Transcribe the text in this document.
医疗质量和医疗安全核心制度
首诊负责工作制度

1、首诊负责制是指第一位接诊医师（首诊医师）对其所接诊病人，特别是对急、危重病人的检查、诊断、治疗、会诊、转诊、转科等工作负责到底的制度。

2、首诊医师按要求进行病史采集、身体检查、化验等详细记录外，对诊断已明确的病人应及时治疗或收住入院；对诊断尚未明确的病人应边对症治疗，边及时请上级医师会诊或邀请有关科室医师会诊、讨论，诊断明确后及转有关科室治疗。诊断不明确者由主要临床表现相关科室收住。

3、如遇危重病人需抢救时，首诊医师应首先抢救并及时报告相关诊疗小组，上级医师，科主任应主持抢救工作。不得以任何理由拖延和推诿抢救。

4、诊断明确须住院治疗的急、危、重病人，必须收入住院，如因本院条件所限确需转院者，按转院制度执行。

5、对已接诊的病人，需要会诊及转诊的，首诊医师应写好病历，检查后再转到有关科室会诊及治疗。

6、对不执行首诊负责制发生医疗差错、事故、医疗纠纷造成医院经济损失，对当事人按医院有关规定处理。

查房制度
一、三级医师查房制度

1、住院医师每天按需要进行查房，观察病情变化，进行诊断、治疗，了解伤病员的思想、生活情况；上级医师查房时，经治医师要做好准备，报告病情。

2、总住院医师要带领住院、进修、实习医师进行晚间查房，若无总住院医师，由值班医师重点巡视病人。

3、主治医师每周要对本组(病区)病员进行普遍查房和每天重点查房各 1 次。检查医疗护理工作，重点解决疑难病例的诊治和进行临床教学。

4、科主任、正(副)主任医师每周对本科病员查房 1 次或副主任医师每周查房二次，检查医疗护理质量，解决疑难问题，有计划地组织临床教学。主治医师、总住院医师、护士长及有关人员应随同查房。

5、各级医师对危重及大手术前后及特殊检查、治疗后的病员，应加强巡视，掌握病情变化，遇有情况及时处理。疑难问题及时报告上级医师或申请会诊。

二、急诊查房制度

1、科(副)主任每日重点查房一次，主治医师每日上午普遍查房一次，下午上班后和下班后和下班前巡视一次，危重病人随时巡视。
──────────
All of the data needs to be printed once more, exactly.

Transcribe the text in this document.
医疗质量和医疗安全核心制度
首诊负责工作制度

1、首诊负责制是指第一位接诊医师（首诊医师）对其所接诊病人，特别是对急、危重病人的检查、诊断、治疗、会诊、转诊、转科等工作负责到底的制度。

2、首诊医师按要求进行病史采集、身体检查、化验等详细记录外，对诊断已明确的病人应及时治疗或收住入院；对诊断尚未明确的病人应边对症治疗，边及时请上级医师会诊或邀请有关科室医师会诊、讨论，诊断明确后及转有关科室治疗。诊断不明确者由主要临床表现相关科室收住。

3、如遇危重病人需抢救时，首诊医师应首先抢救并及时报告相关诊疗小组，上级医师，科主任应主持抢救工作。不得以任何理由拖延和推诿抢救。

4、诊断明确须住院治疗的急、危、重病人，必须收入住院，如因本院条件所限确需转院者，按转院制度执行。

5、对已接诊的病人，需要会诊及转诊的，首诊医师应写好病历，检查后再转到有关科室会诊及治疗。

6、对不执行首诊负责制发生医疗差错、事故、医疗纠纷造成医院经济损失，对当事人按医院有关规定处理。

查房制度
一、三级医师查房制度

1、住院医师每天按需要进行查房，观察病情变化，进行诊断、治疗，了解伤病员的思想、生活情况；上级医师查房时，经治医师要做好准备，报告病情。

2、总住院医师要带领住院、进修、实习医师进行晚间查房，若无总住院医师，由值班医师重点巡视病人。

3、主治医师每周要对本组(病区)病员进行普遍查房和每天重点查房各 1 次。检查医疗护理工作，重点解决疑难病例的诊治和进行临床教学。

4、科主任、正(副)主任医师每周对本科病员查房 1 次或副主任医师每周查房二次，检查医疗护理质量，解决疑难问题，有计划地组织临床教学。主治医师、总住院医师、护士长及有关人员应随同查房。

5、各级医师对危重及大手术前后及特殊检查、治疗后的病员，应加强巡视，掌握病情变化，遇有情况及时处理。疑难问题及时报告上级医师或申请会诊。

二、急诊查房制度

1、科(副)主任每日重点查房一次，主治医师每日上午普遍查房一次，下午上班后和下班后和下班前巡视一次，危重病人随时巡视。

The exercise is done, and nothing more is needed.